_Exercise_. Exact repetition of every entry is required.

##### Extracted records

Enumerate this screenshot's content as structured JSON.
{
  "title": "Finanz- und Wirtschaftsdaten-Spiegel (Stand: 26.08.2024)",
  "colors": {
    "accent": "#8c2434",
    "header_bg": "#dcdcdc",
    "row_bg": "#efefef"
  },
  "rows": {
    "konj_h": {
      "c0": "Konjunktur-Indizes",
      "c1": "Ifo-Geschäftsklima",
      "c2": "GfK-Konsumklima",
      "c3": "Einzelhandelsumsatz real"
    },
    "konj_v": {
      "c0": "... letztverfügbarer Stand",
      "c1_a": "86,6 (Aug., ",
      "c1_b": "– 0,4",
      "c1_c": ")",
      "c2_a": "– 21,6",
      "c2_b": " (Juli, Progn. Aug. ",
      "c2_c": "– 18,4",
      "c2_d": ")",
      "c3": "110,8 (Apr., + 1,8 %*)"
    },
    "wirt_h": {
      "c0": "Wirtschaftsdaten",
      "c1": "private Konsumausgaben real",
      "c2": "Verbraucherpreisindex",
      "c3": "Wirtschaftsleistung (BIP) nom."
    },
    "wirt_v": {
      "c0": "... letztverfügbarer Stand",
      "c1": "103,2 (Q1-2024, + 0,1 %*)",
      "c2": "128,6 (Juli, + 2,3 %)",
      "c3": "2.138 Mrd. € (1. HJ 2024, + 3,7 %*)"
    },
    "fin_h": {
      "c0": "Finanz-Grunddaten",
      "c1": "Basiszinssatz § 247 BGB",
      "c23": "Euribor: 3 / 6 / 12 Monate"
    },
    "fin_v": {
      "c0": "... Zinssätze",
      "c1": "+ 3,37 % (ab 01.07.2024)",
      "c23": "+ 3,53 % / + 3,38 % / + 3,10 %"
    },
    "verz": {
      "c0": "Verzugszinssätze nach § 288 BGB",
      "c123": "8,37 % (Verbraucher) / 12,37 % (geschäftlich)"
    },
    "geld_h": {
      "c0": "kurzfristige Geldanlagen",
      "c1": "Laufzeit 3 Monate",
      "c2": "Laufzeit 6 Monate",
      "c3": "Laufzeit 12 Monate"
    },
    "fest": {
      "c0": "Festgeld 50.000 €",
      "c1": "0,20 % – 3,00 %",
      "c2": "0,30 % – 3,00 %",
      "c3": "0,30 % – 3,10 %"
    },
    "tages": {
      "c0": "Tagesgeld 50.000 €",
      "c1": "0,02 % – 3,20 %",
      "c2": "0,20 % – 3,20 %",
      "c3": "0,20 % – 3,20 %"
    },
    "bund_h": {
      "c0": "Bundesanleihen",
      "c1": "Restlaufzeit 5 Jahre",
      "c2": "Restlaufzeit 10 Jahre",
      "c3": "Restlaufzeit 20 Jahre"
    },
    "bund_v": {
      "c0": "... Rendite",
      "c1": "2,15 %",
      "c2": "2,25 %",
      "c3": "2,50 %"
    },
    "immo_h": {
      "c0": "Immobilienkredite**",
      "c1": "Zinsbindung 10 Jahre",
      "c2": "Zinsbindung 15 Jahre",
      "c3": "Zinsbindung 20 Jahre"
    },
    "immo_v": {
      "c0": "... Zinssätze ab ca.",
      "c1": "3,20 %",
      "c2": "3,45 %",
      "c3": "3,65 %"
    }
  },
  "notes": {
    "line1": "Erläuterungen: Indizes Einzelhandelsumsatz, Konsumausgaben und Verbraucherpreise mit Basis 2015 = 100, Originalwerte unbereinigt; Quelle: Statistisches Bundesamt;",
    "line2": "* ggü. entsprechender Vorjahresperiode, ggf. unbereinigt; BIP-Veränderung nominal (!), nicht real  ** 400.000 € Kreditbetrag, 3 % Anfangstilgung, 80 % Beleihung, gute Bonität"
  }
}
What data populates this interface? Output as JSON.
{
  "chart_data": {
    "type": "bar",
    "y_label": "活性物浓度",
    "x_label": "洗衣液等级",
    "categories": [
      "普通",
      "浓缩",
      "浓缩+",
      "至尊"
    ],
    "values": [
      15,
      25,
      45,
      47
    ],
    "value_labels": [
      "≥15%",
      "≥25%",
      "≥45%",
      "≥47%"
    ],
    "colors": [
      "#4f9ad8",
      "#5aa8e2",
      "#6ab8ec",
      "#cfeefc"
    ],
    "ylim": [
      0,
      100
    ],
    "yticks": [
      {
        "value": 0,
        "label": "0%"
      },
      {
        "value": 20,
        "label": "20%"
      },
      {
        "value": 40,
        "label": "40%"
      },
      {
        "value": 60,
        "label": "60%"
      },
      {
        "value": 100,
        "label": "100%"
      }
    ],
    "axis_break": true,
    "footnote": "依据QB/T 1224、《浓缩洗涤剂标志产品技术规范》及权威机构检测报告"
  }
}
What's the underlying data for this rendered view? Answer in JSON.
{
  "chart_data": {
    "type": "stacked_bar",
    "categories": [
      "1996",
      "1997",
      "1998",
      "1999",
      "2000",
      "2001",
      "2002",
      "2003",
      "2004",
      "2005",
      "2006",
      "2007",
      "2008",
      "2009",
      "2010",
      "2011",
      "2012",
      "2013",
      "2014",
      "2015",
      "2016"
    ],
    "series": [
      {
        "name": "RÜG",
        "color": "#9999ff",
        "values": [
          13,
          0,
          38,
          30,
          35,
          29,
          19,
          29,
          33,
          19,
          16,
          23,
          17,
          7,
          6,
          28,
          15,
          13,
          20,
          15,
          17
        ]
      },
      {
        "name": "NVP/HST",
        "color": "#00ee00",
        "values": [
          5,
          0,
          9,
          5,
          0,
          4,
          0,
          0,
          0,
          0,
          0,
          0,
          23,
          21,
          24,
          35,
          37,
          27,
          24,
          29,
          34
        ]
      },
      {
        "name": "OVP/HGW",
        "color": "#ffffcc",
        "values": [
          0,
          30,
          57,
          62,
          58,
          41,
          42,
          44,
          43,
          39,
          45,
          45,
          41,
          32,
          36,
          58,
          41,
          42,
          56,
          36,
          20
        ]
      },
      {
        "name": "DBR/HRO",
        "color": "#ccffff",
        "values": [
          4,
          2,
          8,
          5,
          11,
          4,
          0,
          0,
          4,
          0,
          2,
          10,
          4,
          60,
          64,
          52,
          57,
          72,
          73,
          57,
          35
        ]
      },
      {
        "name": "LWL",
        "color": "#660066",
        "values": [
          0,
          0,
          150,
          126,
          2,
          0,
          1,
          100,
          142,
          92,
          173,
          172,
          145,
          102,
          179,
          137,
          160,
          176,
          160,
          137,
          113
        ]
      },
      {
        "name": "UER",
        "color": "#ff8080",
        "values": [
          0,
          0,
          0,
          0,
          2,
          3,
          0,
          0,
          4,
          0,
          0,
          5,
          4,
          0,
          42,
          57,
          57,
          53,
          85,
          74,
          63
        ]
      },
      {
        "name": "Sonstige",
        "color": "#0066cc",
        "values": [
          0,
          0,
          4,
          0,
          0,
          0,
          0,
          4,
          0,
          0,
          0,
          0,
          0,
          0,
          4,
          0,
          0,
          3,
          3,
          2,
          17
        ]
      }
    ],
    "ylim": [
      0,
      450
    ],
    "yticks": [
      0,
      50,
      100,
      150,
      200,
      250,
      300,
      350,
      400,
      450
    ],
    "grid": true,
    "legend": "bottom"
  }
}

##########

_Response_.
Enumerate this screenshot's content as structured JSON.
{
  "title": "Finanz- und Wirtschaftsdaten-Spiegel (Stand: 26.08.2024)",
  "colors": {
    "accent": "#8c2434",
    "header_bg": "#dcdcdc",
    "row_bg": "#efefef"
  },
  "rows": {
    "konj_h": {
      "c0": "Konjunktur-Indizes",
      "c1": "Ifo-Geschäftsklima",
      "c2": "GfK-Konsumklima",
      "c3": "Einzelhandelsumsatz real"
    },
    "konj_v": {
      "c0": "... letztverfügbarer Stand",
      "c1_a": "86,6 (Aug., ",
      "c1_b": "– 0,4",
      "c1_c": ")",
      "c2_a": "– 21,6",
      "c2_b": " (Juli, Progn. Aug. ",
      "c2_c": "– 18,4",
      "c2_d": ")",
      "c3": "110,8 (Apr., + 1,8 %*)"
    },
    "wirt_h": {
      "c0": "Wirtschaftsdaten",
      "c1": "private Konsumausgaben real",
      "c2": "Verbraucherpreisindex",
      "c3": "Wirtschaftsleistung (BIP) nom."
    },
    "wirt_v": {
      "c0": "... letztverfügbarer Stand",
      "c1": "103,2 (Q1-2024, + 0,1 %*)",
      "c2": "128,6 (Juli, + 2,3 %)",
      "c3": "2.138 Mrd. € (1. HJ 2024, + 3,7 %*)"
    },
    "fin_h": {
      "c0": "Finanz-Grunddaten",
      "c1": "Basiszinssatz § 247 BGB",
      "c23": "Euribor: 3 / 6 / 12 Monate"
    },
    "fin_v": {
      "c0": "... Zinssätze",
      "c1": "+ 3,37 % (ab 01.07.2024)",
      "c23": "+ 3,53 % / + 3,38 % / + 3,10 %"
    },
    "verz": {
      "c0": "Verzugszinssätze nach § 288 BGB",
      "c123": "8,37 % (Verbraucher) / 12,37 % (geschäftlich)"
    },
    "geld_h": {
      "c0": "kurzfristige Geldanlagen",
      "c1": "Laufzeit 3 Monate",
      "c2": "Laufzeit 6 Monate",
      "c3": "Laufzeit 12 Monate"
    },
    "fest": {
      "c0": "Festgeld 50.000 €",
      "c1": "0,20 % – 3,00 %",
      "c2": "0,30 % – 3,00 %",
      "c3": "0,30 % – 3,10 %"
    },
    "tages": {
      "c0": "Tagesgeld 50.000 €",
      "c1": "0,02 % – 3,20 %",
      "c2": "0,20 % – 3,20 %",
      "c3": "0,20 % – 3,20 %"
    },
    "bund_h": {
      "c0": "Bundesanleihen",
      "c1": "Restlaufzeit 5 Jahre",
      "c2": "Restlaufzeit 10 Jahre",
      "c3": "Restlaufzeit 20 Jahre"
    },
    "bund_v": {
      "c0": "... Rendite",
      "c1": "2,15 %",
      "c2": "2,25 %",
      "c3": "2,50 %"
    },
    "immo_h": {
      "c0": "Immobilienkredite**",
      "c1": "Zinsbindung 10 Jahre",
      "c2": "Zinsbindung 15 Jahre",
      "c3": "Zinsbindung 20 Jahre"
    },
    "immo_v": {
      "c0": "... Zinssätze ab ca.",
      "c1": "3,20 %",
      "c2": "3,45 %",
      "c3": "3,65 %"
    }
  },
  "notes": {
    "line1": "Erläuterungen: Indizes Einzelhandelsumsatz, Konsumausgaben und Verbraucherpreise mit Basis 2015 = 100, Originalwerte unbereinigt; Quelle: Statistisches Bundesamt;",
    "line2": "* ggü. entsprechender Vorjahresperiode, ggf. unbereinigt; BIP-Veränderung nominal (!), nicht real  ** 400.000 € Kreditbetrag, 3 % Anfangstilgung, 80 % Beleihung, gute Bonität"
  }
}
What data populates this interface? Output as JSON.
{
  "chart_data": {
    "type": "bar",
    "y_label": "活性物浓度",
    "x_label": "洗衣液等级",
    "categories": [
      "普通",
      "浓缩",
      "浓缩+",
      "至尊"
    ],
    "values": [
      15,
      25,
      45,
      47
    ],
    "value_labels": [
      "≥15%",
      "≥25%",
      "≥45%",
      "≥47%"
    ],
    "colors": [
      "#4f9ad8",
      "#5aa8e2",
      "#6ab8ec",
      "#cfeefc"
    ],
    "ylim": [
      0,
      100
    ],
    "yticks": [
      {
        "value": 0,
        "label": "0%"
      },
      {
        "value": 20,
        "label": "20%"
      },
      {
        "value": 40,
        "label": "40%"
      },
      {
        "value": 60,
        "label": "60%"
      },
      {
        "value": 100,
        "label": "100%"
      }
    ],
    "axis_break": true,
    "footnote": "依据QB/T 1224、《浓缩洗涤剂标志产品技术规范》及权威机构检测报告"
  }
}
What's the underlying data for this rendered view? Answer in JSON.
{
  "chart_data": {
    "type": "stacked_bar",
    "categories": [
      "1996",
      "1997",
      "1998",
      "1999",
      "2000",
      "2001",
      "2002",
      "2003",
      "2004",
      "2005",
      "2006",
      "2007",
      "2008",
      "2009",
      "2010",
      "2011",
      "2012",
      "2013",
      "2014",
      "2015",
      "2016"
    ],
    "series": [
      {
        "name": "RÜG",
        "color": "#9999ff",
        "values": [
          13,
          0,
          38,
          30,
          35,
          29,
          19,
          29,
          33,
          19,
          16,
          23,
          17,
          7,
          6,
          28,
          15,
          13,
          20,
          15,
          17
        ]
      },
      {
        "name": "NVP/HST",
        "color": "#00ee00",
        "values": [
          5,
          0,
          9,
          5,
          0,
          4,
          0,
          0,
          0,
          0,
          0,
          0,
          23,
          21,
          24,
          35,
          37,
          27,
          24,
          29,
          34
        ]
      },
      {
        "name": "OVP/HGW",
        "color": "#ffffcc",
        "values": [
          0,
          30,
          57,
          62,
          58,
          41,
          42,
          44,
          43,
          39,
          45,
          45,
          41,
          32,
          36,
          58,
          41,
          42,
          56,
          36,
          20
        ]
      },
      {
        "name": "DBR/HRO",
        "color": "#ccffff",
        "values": [
          4,
          2,
          8,
          5,
          11,
          4,
          0,
          0,
          4,
          0,
          2,
          10,
          4,
          60,
          64,
          52,
          57,
          72,
          73,
          57,
          35
        ]
      },
      {
        "name": "LWL",
        "color": "#660066",
        "values": [
          0,
          0,
          150,
          126,
          2,
          0,
          1,
          100,
          142,
          92,
          173,
          172,
          145,
          102,
          179,
          137,
          160,
          176,
          160,
          137,
          113
        ]
      },
      {
        "name": "UER",
        "color": "#ff8080",
        "values": [
          0,
          0,
          0,
          0,
          2,
          3,
          0,
          0,
          4,
          0,
          0,
          5,
          4,
          0,
          42,
          57,
          57,
          53,
          85,
          74,
          63
        ]
      },
      {
        "name": "Sonstige",
        "color": "#0066cc",
        "values": [
          0,
          0,
          4,
          0,
          0,
          0,
          0,
          4,
          0,
          0,
          0,
          0,
          0,
          0,
          4,
          0,
          0,
          3,
          3,
          2,
          17
        ]
      }
    ],
    "ylim": [
      0,
      450
    ],
    "yticks": [
      0,
      50,
      100,
      150,
      200,
      250,
      300,
      350,
      400,
      450
    ],
    "grid": true,
    "legend": "bottom"
  }
}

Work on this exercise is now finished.